▶ [Task data]:
----
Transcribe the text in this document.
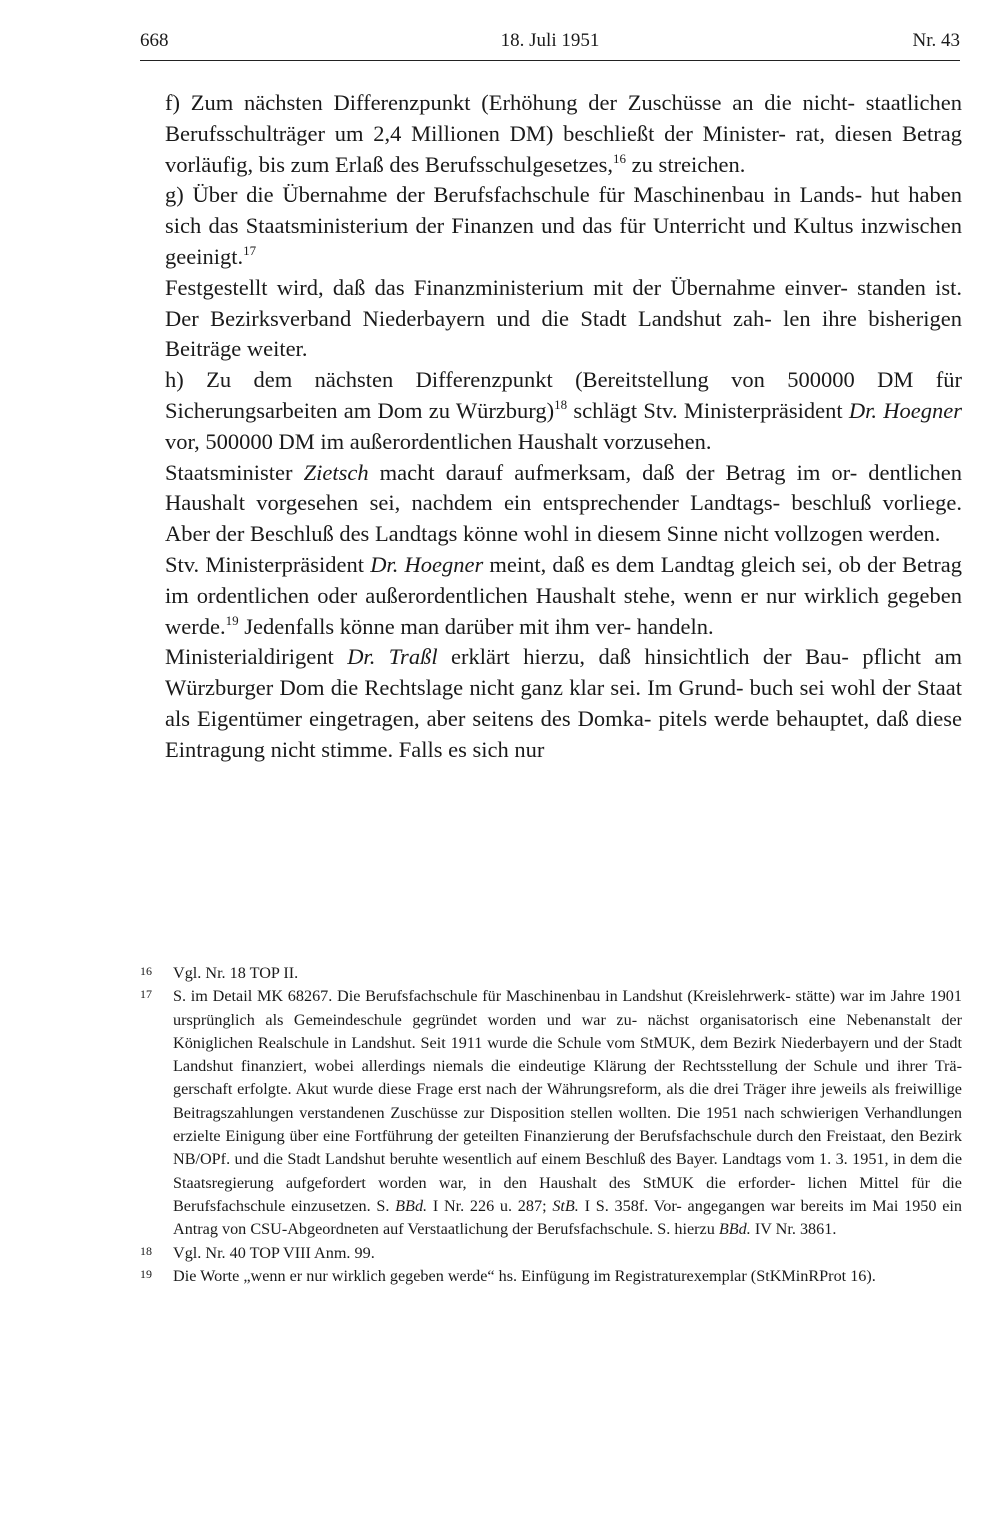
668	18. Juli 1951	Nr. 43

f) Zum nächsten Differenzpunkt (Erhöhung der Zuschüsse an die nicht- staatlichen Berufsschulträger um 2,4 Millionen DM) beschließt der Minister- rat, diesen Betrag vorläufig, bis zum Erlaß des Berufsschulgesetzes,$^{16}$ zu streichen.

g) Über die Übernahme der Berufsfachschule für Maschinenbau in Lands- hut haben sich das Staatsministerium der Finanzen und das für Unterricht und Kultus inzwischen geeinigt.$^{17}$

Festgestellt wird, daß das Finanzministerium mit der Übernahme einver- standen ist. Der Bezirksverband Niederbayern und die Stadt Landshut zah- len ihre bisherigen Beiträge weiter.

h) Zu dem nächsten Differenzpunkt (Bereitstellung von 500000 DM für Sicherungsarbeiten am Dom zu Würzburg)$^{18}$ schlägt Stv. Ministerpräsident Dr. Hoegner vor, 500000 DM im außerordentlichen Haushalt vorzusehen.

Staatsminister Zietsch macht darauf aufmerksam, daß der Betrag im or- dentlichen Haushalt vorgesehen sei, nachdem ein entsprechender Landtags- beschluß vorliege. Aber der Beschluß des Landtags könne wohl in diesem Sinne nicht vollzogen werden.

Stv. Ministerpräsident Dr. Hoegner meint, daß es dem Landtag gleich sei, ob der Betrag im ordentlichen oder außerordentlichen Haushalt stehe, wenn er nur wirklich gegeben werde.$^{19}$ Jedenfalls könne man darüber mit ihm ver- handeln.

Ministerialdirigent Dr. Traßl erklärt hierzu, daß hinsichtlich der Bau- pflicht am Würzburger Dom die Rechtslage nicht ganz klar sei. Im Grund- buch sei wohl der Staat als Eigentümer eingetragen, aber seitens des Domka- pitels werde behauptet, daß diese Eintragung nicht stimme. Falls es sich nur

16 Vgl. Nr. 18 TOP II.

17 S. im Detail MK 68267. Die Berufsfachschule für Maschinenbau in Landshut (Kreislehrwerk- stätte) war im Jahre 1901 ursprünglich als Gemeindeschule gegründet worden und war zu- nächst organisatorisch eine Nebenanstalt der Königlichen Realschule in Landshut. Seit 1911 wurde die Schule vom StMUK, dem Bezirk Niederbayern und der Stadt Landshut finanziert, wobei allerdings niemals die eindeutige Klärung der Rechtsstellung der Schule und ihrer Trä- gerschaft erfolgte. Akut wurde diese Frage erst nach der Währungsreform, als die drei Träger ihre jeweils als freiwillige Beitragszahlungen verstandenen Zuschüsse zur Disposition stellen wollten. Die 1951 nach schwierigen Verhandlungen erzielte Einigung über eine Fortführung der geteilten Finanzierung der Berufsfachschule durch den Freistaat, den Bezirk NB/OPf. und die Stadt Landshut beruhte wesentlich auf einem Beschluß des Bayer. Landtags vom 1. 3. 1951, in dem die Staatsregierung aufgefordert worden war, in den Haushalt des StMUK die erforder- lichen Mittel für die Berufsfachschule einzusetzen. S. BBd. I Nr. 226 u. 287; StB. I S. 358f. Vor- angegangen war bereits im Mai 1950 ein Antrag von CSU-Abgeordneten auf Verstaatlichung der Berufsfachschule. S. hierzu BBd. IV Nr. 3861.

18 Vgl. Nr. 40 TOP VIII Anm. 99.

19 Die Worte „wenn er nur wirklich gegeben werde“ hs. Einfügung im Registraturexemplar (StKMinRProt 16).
----
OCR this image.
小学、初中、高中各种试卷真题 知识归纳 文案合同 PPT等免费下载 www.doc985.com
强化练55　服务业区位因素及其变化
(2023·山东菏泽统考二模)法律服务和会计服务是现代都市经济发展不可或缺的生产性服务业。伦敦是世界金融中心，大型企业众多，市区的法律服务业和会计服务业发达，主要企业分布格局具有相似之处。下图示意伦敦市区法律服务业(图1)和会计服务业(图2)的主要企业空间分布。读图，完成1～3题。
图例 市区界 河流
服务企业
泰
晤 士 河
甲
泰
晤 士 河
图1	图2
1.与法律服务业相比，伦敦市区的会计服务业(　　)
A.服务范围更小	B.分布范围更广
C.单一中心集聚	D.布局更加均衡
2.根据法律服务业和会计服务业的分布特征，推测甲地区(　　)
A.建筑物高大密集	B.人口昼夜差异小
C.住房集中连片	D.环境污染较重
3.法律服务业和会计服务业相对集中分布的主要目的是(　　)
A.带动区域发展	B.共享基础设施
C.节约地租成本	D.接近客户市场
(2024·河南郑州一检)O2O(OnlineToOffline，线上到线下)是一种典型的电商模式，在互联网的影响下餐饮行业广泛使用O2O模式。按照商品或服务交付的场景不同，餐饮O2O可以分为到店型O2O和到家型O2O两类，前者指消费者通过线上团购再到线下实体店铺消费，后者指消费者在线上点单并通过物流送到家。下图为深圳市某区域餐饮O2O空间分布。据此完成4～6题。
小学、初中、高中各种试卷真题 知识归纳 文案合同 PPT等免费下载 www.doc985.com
----
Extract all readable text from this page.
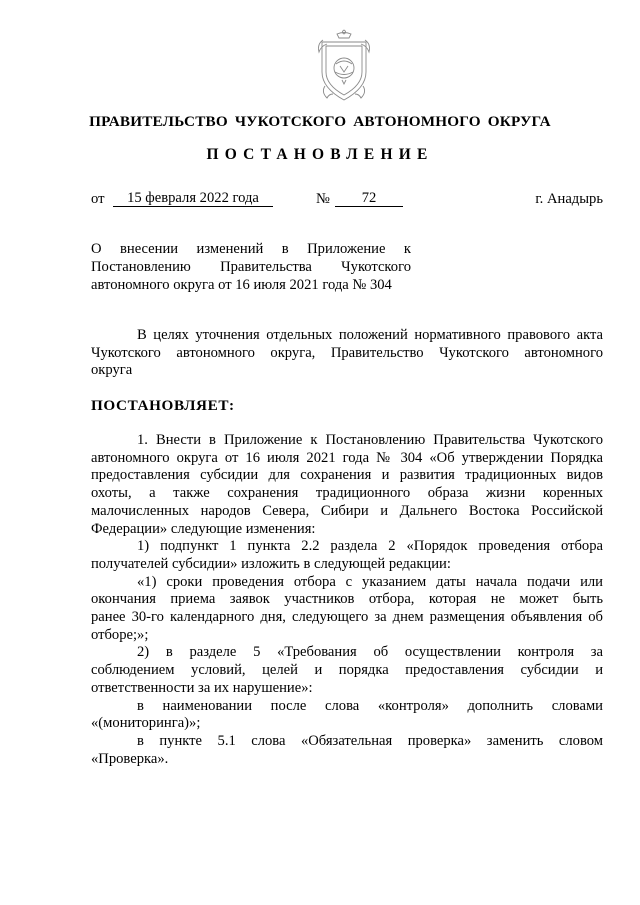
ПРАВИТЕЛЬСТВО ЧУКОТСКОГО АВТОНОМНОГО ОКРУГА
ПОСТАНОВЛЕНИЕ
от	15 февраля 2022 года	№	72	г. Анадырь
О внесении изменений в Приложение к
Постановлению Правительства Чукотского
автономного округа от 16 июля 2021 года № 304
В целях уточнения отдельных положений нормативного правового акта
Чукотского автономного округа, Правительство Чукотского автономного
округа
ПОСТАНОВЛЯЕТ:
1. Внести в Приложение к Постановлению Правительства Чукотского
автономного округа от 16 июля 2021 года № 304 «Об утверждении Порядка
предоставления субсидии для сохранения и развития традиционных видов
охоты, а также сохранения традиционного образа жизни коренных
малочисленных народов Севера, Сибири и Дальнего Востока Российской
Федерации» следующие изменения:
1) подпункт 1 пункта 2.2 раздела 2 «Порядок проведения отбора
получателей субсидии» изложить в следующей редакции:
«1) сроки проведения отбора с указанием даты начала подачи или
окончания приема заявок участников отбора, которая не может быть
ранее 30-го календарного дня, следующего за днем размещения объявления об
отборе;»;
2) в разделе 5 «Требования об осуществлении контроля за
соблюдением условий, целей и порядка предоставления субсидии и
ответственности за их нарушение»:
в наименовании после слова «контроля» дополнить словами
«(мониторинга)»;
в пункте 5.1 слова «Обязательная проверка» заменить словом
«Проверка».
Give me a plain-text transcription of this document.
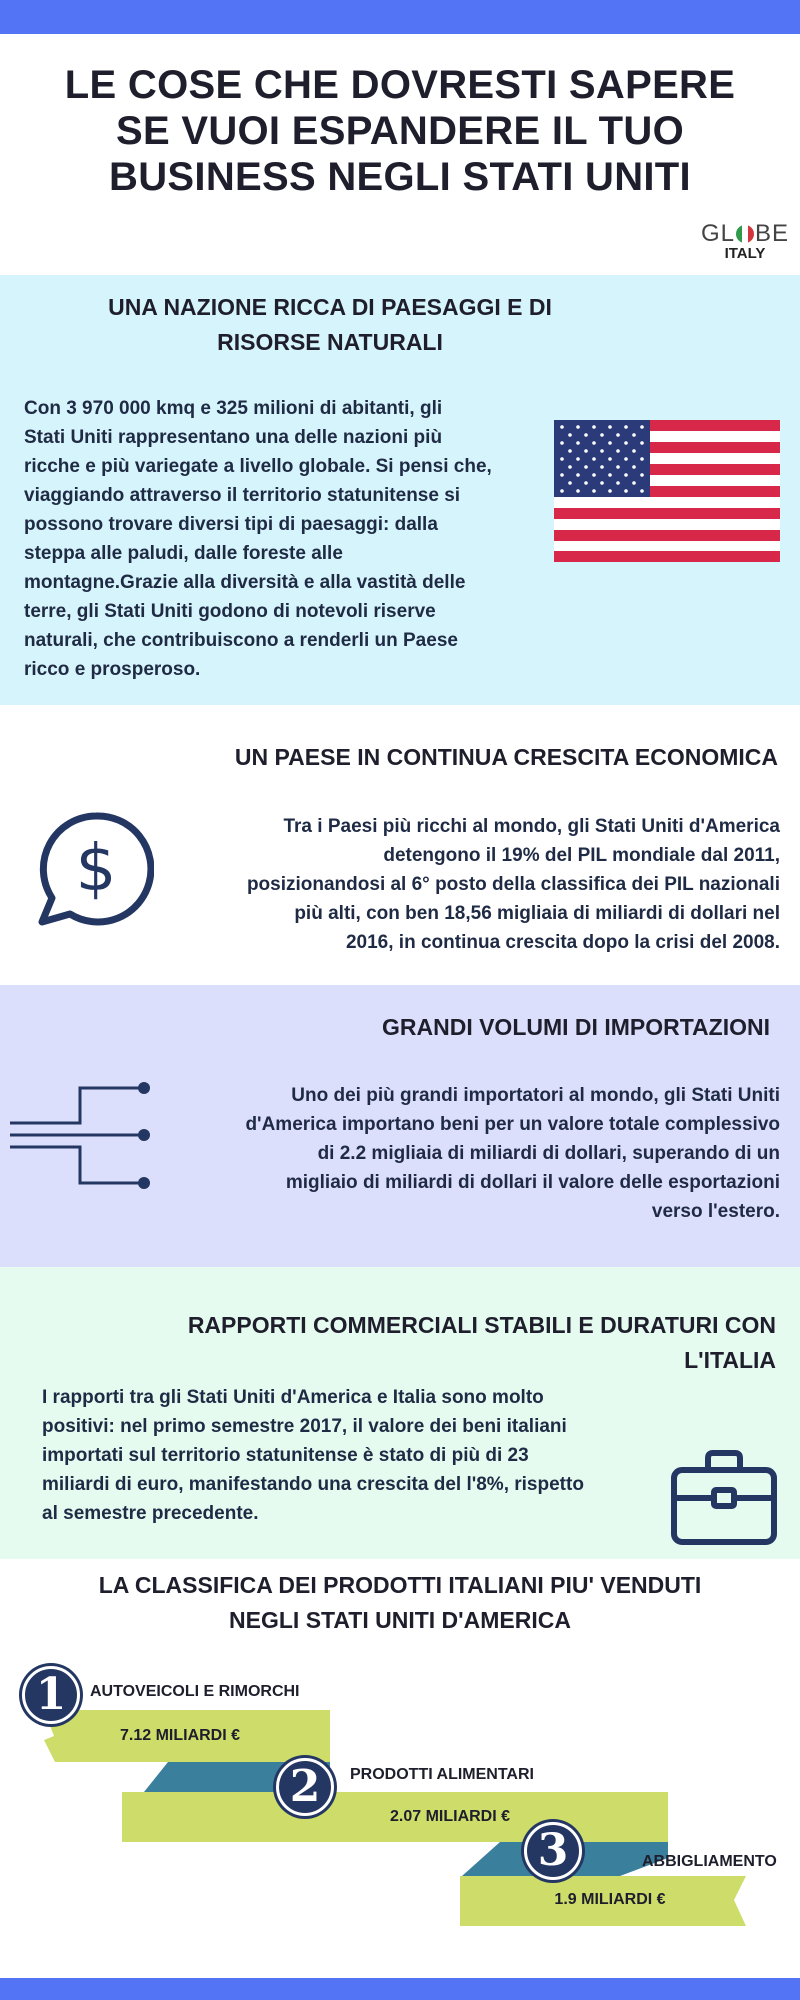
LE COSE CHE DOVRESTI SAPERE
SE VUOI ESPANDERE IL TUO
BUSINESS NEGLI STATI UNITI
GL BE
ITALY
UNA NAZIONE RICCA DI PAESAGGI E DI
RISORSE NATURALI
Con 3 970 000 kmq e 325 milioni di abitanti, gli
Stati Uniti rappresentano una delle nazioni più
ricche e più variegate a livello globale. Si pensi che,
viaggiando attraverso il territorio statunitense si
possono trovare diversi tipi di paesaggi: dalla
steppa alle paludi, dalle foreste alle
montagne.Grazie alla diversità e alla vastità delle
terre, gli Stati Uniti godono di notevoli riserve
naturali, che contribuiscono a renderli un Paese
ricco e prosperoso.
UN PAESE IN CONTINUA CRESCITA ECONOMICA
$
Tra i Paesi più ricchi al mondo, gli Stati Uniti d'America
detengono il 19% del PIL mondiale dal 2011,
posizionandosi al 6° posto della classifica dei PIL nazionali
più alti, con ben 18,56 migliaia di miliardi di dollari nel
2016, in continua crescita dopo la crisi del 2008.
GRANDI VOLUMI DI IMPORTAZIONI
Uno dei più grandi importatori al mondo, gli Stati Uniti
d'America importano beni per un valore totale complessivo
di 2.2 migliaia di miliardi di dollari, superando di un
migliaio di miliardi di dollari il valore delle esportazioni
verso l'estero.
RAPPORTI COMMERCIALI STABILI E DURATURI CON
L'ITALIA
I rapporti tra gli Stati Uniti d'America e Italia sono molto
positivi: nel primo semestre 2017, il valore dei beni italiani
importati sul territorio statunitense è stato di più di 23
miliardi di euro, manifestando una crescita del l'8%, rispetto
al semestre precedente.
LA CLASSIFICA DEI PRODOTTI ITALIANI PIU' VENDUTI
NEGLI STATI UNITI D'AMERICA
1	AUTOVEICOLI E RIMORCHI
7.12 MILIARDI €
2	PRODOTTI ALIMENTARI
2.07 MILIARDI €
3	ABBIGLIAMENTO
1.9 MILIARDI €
----
▶ [Problem requirements]: Only the number is wanted: how many lines in the entries above contain the string "statunitense"?

▶ [Worked solution]: 2